*THE TASK*
Transcribe everything in the data word for word. Pictures are left out.

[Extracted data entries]
--*--

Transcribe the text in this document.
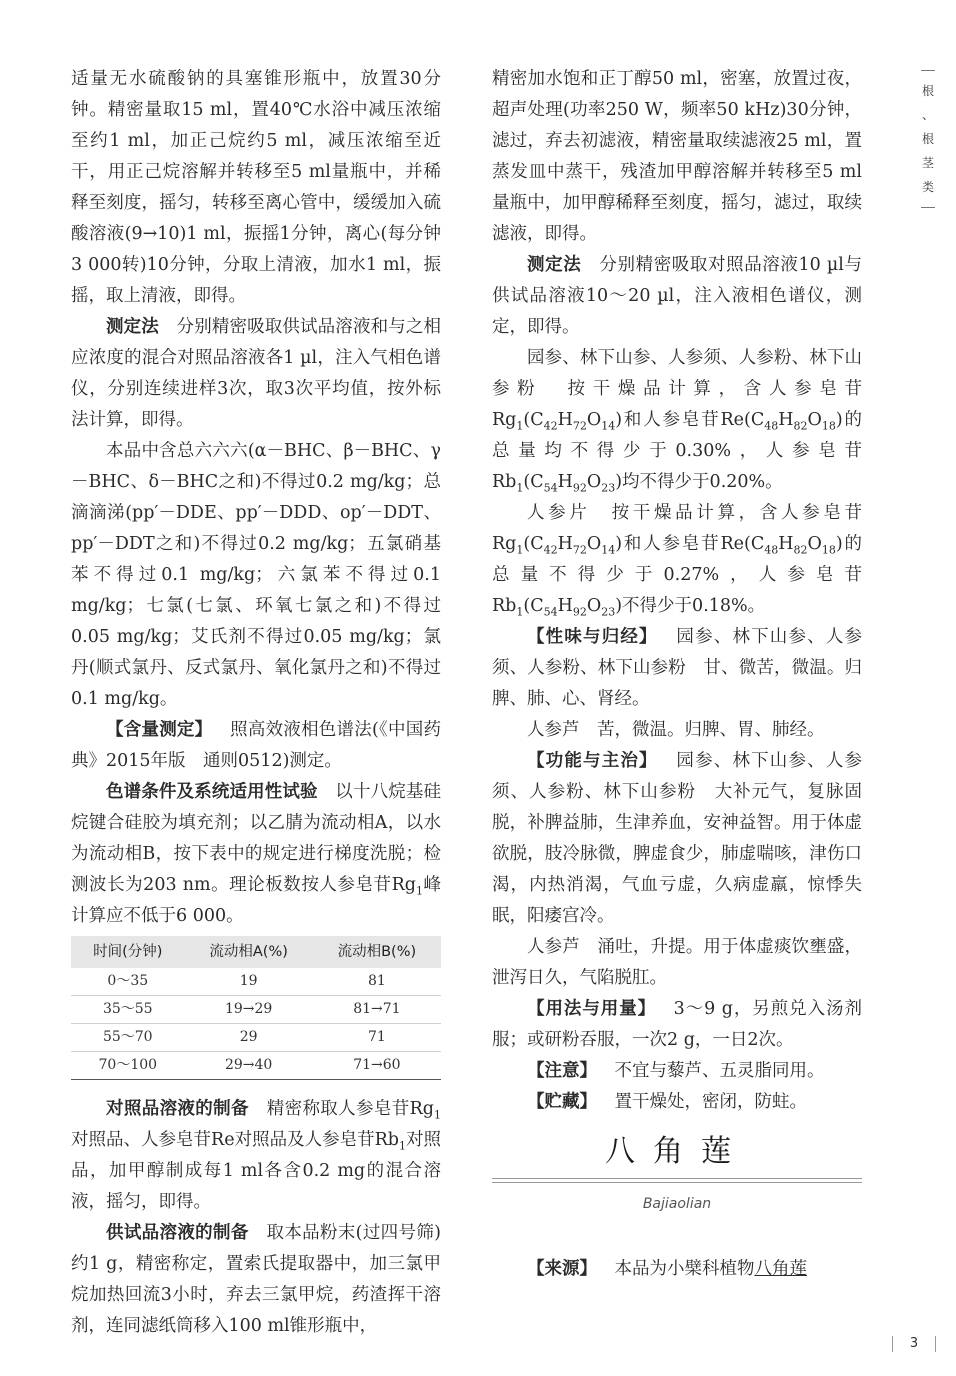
根、根茎类

适量无水硫酸钠的具塞锥形瓶中，放置30分钟。精密量取15 ml，置40℃水浴中减压浓缩至约1 ml，加正己烷约5 ml，减压浓缩至近干，用正己烷溶解并转移至5 ml量瓶中，并稀释至刻度，摇匀，转移至离心管中，缓缓加入硫酸溶液(9→10)1 ml，振摇1分钟，离心(每分钟3 000转)10分钟，分取上清液，加水1 ml，振摇，取上清液，即得。

测定法 分别精密吸取供试品溶液和与之相应浓度的混合对照品溶液各1 µl，注入气相色谱仪，分别连续进样3次，取3次平均值，按外标法计算，即得。

本品中含总六六六(α－BHC、β－BHC、γ－BHC、δ－BHC之和)不得过0.2 mg/kg；总滴滴涕(pp′－DDE、pp′－DDD、op′－DDT、pp′－DDT之和)不得过0.2 mg/kg；五氯硝基苯不得过0.1 mg/kg；六氯苯不得过0.1 mg/kg；七氯(七氯、环氧七氯之和)不得过0.05 mg/kg；艾氏剂不得过0.05 mg/kg；氯丹(顺式氯丹、反式氯丹、氧化氯丹之和)不得过0.1 mg/kg。

【含量测定】 照高效液相色谱法(《中国药典》2015年版　通则0512)测定。

色谱条件及系统适用性试验 以十八烷基硅烷键合硅胶为填充剂；以乙腈为流动相A，以水为流动相B，按下表中的规定进行梯度洗脱；检测波长为203 nm。理论板数按人参皂苷$Rg_1$峰计算应不低于6 000。

时间(分钟)	流动相A(%)	流动相B(%)
0～35	19	81
35～55	19→29	81→71
55～70	29	71
70～100	29→40	71→60

对照品溶液的制备 精密称取人参皂苷$Rg_1$对照品、人参皂苷Re对照品及人参皂苷$Rb_1$对照品，加甲醇制成每1 ml各含0.2 mg的混合溶液，摇匀，即得。

供试品溶液的制备 取本品粉末(过四号筛)约1 g，精密称定，置索氏提取器中，加三氯甲烷加热回流3小时，弃去三氯甲烷，药渣挥干溶剂，连同滤纸筒移入100 ml锥形瓶中，

精密加水饱和正丁醇50 ml，密塞，放置过夜，超声处理(功率250 W，频率50 kHz)30分钟，滤过，弃去初滤液，精密量取续滤液25 ml，置蒸发皿中蒸干，残渣加甲醇溶解并转移至5 ml量瓶中，加甲醇稀释至刻度，摇匀，滤过，取续滤液，即得。

测定法 分别精密吸取对照品溶液10 µl与供试品溶液10～20 µl，注入液相色谱仪，测定，即得。

园参、林下山参、人参须、人参粉、林下山参粉 按干燥品计算，含人参皂苷$Rg_1(C_{42}H_{72}O_{14})$和人参皂苷$Re(C_{48}H_{82}O_{18})$的总量均不得少于0.30%，人参皂苷$Rb_1(C_{54}H_{92}O_{23})$均不得少于0.20%。

人参片 按干燥品计算，含人参皂苷$Rg_1(C_{42}H_{72}O_{14})$和人参皂苷$Re(C_{48}H_{82}O_{18})$的总量不得少于0.27%，人参皂苷$Rb_1(C_{54}H_{92}O_{23})$不得少于0.18%。

【性味与归经】 园参、林下山参、人参须、人参粉、林下山参粉 甘、微苦，微温。归脾、肺、心、肾经。

人参芦 苦，微温。归脾、胃、肺经。

【功能与主治】 园参、林下山参、人参须、人参粉、林下山参粉 大补元气，复脉固脱，补脾益肺，生津养血，安神益智。用于体虚欲脱，肢冷脉微，脾虚食少，肺虚喘咳，津伤口渴，内热消渴，气血亏虚，久病虚羸，惊悸失眠，阳痿宫冷。

人参芦 涌吐，升提。用于体虚痰饮壅盛，泄泻日久，气陷脱肛。

【用法与用量】 3～9 g，另煎兑入汤剂服；或研粉吞服，一次2 g，一日2次。

【注意】 不宜与藜芦、五灵脂同用。

【贮藏】 置干燥处，密闭，防蛀。

八角莲
Bajiaolian

【来源】 本品为小檗科植物八角莲

3
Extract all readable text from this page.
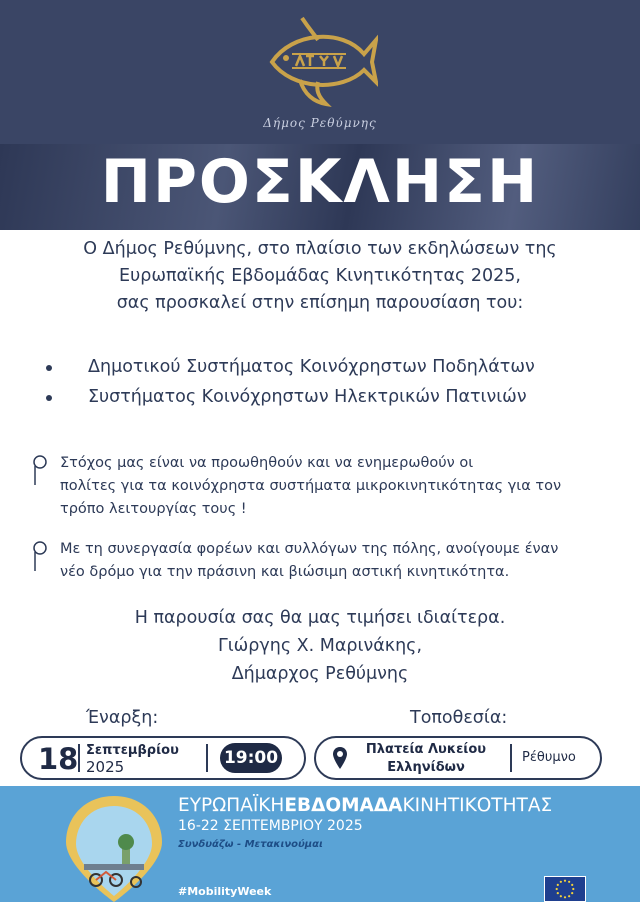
Δήμος Ρεθύμνης
ΠΡΟΣΚΛΗΣΗ
Ο Δήμος Ρεθύμνης, στο πλαίσιο των εκδηλώσεων της
Ευρωπαϊκής Εβδομάδας Κινητικότητας 2025,
σας προσκαλεί στην επίσημη παρουσίαση του:
Δημοτικού Συστήματος Κοινόχρηστων Ποδηλάτων
Συστήματος Κοινόχρηστων Ηλεκτρικών Πατινιών
Στόχος μας είναι να προωθηθούν και να ενημερωθούν οι
πολίτες για τα κοινόχρηστα συστήματα μικροκινητικότητας για τον
τρόπο λειτουργίας τους !
Με τη συνεργασία φορέων και συλλόγων της πόλης, ανοίγουμε έναν
νέο δρόμο για την πράσινη και βιώσιμη αστική κινητικότητα.
Η παρουσία σας θα μας τιμήσει ιδιαίτερα.
Γιώργης Χ. Μαρινάκης,
Δήμαρχος Ρεθύμνης
Έναρξη:	Τοποθεσία:
18 Σεπτεμβρίου
2025	19:00	Πλατεία Λυκείου
Ελληνίδων
Ρέθυμνο
ΕΥΡΩΠΑΪΚΗΕΒΔΟΜΑΔΑΚΙΝΗΤΙΚΟΤΗΤΑΣ
16-22 ΣΕΠΤΕΜΒΡΙΟΥ 2025
Συνδυάζω - Μετακινούμαι
#MobilityWeek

--*--

*ANSWER TO THE PROBLEM*
Transcribe the text in this document.
根、根茎类

适量无水硫酸钠的具塞锥形瓶中，放置30分钟。精密量取15 ml，置40℃水浴中减压浓缩至约1 ml，加正己烷约5 ml，减压浓缩至近干，用正己烷溶解并转移至5 ml量瓶中，并稀释至刻度，摇匀，转移至离心管中，缓缓加入硫酸溶液(9→10)1 ml，振摇1分钟，离心(每分钟3 000转)10分钟，分取上清液，加水1 ml，振摇，取上清液，即得。

测定法 分别精密吸取供试品溶液和与之相应浓度的混合对照品溶液各1 µl，注入气相色谱仪，分别连续进样3次，取3次平均值，按外标法计算，即得。

本品中含总六六六(α－BHC、β－BHC、γ－BHC、δ－BHC之和)不得过0.2 mg/kg；总滴滴涕(pp′－DDE、pp′－DDD、op′－DDT、pp′－DDT之和)不得过0.2 mg/kg；五氯硝基苯不得过0.1 mg/kg；六氯苯不得过0.1 mg/kg；七氯(七氯、环氧七氯之和)不得过0.05 mg/kg；艾氏剂不得过0.05 mg/kg；氯丹(顺式氯丹、反式氯丹、氧化氯丹之和)不得过0.1 mg/kg。

【含量测定】 照高效液相色谱法(《中国药典》2015年版　通则0512)测定。

色谱条件及系统适用性试验 以十八烷基硅烷键合硅胶为填充剂；以乙腈为流动相A，以水为流动相B，按下表中的规定进行梯度洗脱；检测波长为203 nm。理论板数按人参皂苷$Rg_1$峰计算应不低于6 000。

时间(分钟)	流动相A(%)	流动相B(%)
0～35	19	81
35～55	19→29	81→71
55～70	29	71
70～100	29→40	71→60

对照品溶液的制备 精密称取人参皂苷$Rg_1$对照品、人参皂苷Re对照品及人参皂苷$Rb_1$对照品，加甲醇制成每1 ml各含0.2 mg的混合溶液，摇匀，即得。

供试品溶液的制备 取本品粉末(过四号筛)约1 g，精密称定，置索氏提取器中，加三氯甲烷加热回流3小时，弃去三氯甲烷，药渣挥干溶剂，连同滤纸筒移入100 ml锥形瓶中，

精密加水饱和正丁醇50 ml，密塞，放置过夜，超声处理(功率250 W，频率50 kHz)30分钟，滤过，弃去初滤液，精密量取续滤液25 ml，置蒸发皿中蒸干，残渣加甲醇溶解并转移至5 ml量瓶中，加甲醇稀释至刻度，摇匀，滤过，取续滤液，即得。

测定法 分别精密吸取对照品溶液10 µl与供试品溶液10～20 µl，注入液相色谱仪，测定，即得。

园参、林下山参、人参须、人参粉、林下山参粉 按干燥品计算，含人参皂苷$Rg_1(C_{42}H_{72}O_{14})$和人参皂苷$Re(C_{48}H_{82}O_{18})$的总量均不得少于0.30%，人参皂苷$Rb_1(C_{54}H_{92}O_{23})$均不得少于0.20%。

人参片 按干燥品计算，含人参皂苷$Rg_1(C_{42}H_{72}O_{14})$和人参皂苷$Re(C_{48}H_{82}O_{18})$的总量不得少于0.27%，人参皂苷$Rb_1(C_{54}H_{92}O_{23})$不得少于0.18%。

【性味与归经】 园参、林下山参、人参须、人参粉、林下山参粉 甘、微苦，微温。归脾、肺、心、肾经。

人参芦 苦，微温。归脾、胃、肺经。

【功能与主治】 园参、林下山参、人参须、人参粉、林下山参粉 大补元气，复脉固脱，补脾益肺，生津养血，安神益智。用于体虚欲脱，肢冷脉微，脾虚食少，肺虚喘咳，津伤口渴，内热消渴，气血亏虚，久病虚羸，惊悸失眠，阳痿宫冷。

人参芦 涌吐，升提。用于体虚痰饮壅盛，泄泻日久，气陷脱肛。

【用法与用量】 3～9 g，另煎兑入汤剂服；或研粉吞服，一次2 g，一日2次。

【注意】 不宜与藜芦、五灵脂同用。

【贮藏】 置干燥处，密闭，防蛀。

八角莲
Bajiaolian

【来源】 本品为小檗科植物八角莲

3
Extract all readable text from this page.
Δήμος Ρεθύμνης
ΠΡΟΣΚΛΗΣΗ
Ο Δήμος Ρεθύμνης, στο πλαίσιο των εκδηλώσεων της
Ευρωπαϊκής Εβδομάδας Κινητικότητας 2025,
σας προσκαλεί στην επίσημη παρουσίαση του:
Δημοτικού Συστήματος Κοινόχρηστων Ποδηλάτων
Συστήματος Κοινόχρηστων Ηλεκτρικών Πατινιών
Στόχος μας είναι να προωθηθούν και να ενημερωθούν οι
πολίτες για τα κοινόχρηστα συστήματα μικροκινητικότητας για τον
τρόπο λειτουργίας τους !
Με τη συνεργασία φορέων και συλλόγων της πόλης, ανοίγουμε έναν
νέο δρόμο για την πράσινη και βιώσιμη αστική κινητικότητα.
Η παρουσία σας θα μας τιμήσει ιδιαίτερα.
Γιώργης Χ. Μαρινάκης,
Δήμαρχος Ρεθύμνης
Έναρξη:	Τοποθεσία:
18 Σεπτεμβρίου
2025	19:00	Πλατεία Λυκείου
Ελληνίδων
Ρέθυμνο
ΕΥΡΩΠΑΪΚΗΕΒΔΟΜΑΔΑΚΙΝΗΤΙΚΟΤΗΤΑΣ
16-22 ΣΕΠΤΕΜΒΡΙΟΥ 2025
Συνδυάζω - Μετακινούμαι
#MobilityWeek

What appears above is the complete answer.